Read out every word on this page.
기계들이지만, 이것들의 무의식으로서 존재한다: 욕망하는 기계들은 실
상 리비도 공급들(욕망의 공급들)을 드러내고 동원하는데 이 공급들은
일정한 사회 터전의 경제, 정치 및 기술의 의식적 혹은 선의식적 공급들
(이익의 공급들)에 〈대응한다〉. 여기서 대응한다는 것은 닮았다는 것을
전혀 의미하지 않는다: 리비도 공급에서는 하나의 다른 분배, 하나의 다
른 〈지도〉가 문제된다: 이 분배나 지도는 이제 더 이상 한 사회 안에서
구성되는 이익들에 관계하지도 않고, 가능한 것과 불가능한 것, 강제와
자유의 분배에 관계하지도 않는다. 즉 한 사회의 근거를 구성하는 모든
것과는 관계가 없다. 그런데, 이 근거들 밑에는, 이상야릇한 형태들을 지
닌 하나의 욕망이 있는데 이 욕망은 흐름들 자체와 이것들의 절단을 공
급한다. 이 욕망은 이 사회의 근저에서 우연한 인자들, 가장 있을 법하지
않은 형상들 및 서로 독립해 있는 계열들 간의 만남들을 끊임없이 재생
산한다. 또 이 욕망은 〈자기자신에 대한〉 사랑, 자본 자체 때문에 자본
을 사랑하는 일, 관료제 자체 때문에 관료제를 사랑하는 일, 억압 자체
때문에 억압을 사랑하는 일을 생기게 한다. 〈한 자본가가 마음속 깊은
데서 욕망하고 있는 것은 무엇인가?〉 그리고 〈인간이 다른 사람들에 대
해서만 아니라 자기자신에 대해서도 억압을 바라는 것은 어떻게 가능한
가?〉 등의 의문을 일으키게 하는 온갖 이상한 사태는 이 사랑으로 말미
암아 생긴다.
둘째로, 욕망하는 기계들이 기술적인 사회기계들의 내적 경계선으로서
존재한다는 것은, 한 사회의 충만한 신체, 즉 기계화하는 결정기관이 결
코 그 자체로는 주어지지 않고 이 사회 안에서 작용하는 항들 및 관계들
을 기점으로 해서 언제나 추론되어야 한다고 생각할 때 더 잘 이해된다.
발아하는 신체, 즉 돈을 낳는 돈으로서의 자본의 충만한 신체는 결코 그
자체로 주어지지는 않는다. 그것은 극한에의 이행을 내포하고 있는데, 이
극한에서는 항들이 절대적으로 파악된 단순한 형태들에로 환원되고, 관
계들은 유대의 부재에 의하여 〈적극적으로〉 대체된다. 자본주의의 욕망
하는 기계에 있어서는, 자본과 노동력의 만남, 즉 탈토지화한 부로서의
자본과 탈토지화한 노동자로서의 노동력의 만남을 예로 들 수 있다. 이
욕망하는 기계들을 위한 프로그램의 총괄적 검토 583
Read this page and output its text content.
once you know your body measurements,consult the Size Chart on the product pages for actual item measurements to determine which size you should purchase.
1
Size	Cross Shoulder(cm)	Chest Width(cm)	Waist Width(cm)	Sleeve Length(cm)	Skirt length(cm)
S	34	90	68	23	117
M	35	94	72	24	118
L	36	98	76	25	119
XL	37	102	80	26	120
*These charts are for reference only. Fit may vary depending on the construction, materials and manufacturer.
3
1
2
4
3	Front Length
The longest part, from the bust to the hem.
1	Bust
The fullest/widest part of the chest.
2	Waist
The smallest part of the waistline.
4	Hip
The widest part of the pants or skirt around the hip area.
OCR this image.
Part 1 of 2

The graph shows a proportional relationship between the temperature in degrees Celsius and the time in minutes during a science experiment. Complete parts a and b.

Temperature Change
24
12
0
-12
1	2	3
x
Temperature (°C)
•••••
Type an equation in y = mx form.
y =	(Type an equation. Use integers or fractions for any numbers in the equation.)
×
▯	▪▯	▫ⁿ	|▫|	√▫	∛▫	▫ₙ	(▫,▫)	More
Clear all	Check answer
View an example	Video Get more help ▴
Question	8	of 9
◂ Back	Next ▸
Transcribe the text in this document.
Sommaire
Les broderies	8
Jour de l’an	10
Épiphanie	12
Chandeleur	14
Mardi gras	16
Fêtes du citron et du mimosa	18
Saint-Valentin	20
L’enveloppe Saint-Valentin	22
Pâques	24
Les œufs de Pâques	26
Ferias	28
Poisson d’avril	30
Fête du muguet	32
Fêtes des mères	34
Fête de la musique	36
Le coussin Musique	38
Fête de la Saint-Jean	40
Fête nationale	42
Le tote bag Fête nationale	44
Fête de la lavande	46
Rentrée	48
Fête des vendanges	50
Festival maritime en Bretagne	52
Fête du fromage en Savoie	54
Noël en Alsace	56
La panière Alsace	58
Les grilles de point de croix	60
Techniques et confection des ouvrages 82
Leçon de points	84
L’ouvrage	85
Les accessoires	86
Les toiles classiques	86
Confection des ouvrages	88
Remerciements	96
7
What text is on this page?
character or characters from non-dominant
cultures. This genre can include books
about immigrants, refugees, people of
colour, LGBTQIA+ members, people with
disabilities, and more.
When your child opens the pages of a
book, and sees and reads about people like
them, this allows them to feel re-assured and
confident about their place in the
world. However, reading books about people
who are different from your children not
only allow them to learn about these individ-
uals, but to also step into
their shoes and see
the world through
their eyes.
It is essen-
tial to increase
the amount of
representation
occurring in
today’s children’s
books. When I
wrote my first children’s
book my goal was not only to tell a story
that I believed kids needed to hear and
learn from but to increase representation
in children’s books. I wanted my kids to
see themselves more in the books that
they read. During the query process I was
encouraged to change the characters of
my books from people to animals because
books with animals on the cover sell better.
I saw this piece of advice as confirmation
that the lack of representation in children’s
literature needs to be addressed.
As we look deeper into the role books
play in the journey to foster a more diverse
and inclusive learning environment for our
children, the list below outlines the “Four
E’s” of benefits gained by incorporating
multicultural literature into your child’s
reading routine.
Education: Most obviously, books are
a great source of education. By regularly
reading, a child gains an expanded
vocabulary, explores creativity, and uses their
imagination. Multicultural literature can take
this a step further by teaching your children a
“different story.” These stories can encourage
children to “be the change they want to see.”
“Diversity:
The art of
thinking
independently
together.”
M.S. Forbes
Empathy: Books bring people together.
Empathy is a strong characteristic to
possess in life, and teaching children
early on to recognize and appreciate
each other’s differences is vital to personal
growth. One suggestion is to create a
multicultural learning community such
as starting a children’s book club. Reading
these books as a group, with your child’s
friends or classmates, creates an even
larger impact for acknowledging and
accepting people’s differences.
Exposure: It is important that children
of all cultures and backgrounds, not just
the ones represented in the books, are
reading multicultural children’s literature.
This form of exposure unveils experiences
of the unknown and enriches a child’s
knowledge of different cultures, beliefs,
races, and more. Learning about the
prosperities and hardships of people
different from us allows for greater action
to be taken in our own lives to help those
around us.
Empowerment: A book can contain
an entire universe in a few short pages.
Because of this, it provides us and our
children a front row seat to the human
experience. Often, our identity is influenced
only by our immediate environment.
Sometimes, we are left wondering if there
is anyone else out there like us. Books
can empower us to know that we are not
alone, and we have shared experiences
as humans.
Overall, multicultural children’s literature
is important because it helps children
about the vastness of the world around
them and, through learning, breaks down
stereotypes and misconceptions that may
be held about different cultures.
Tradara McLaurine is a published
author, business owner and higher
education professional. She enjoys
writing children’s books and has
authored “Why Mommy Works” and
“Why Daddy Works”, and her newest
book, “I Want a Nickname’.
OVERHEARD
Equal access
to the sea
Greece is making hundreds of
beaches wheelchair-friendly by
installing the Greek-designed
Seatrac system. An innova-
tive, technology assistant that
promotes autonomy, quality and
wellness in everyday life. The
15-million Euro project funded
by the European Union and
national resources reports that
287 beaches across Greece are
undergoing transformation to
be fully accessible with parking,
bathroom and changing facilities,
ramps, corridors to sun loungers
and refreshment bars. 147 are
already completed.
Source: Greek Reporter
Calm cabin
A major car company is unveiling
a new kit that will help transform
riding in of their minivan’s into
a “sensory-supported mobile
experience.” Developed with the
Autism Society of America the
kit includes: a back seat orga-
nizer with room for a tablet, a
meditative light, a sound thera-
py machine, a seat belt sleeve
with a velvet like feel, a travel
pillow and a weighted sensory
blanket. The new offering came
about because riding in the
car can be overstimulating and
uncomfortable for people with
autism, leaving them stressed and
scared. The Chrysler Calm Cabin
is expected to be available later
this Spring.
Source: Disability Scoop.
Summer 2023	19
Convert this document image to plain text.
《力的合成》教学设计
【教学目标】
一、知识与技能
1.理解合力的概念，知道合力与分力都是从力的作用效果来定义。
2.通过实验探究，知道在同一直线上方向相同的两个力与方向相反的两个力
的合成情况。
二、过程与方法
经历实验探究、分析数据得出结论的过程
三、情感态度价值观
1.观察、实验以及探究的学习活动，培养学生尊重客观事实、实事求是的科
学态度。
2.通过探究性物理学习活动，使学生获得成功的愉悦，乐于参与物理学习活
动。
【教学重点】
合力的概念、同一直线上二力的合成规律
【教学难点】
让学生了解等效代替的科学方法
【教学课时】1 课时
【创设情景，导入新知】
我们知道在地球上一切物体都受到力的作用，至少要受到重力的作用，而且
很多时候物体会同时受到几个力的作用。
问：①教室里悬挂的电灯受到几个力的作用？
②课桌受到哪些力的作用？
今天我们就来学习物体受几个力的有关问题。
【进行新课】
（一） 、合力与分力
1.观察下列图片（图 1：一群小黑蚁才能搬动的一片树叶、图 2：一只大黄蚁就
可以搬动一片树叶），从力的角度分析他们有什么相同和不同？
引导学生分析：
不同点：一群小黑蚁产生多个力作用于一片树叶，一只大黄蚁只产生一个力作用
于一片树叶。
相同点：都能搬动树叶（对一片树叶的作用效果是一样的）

......

SHORT TASK
Report how many lines above hold the string "nationale", giving nothing but the number.

RESULT FOR THIS EXERCISE
2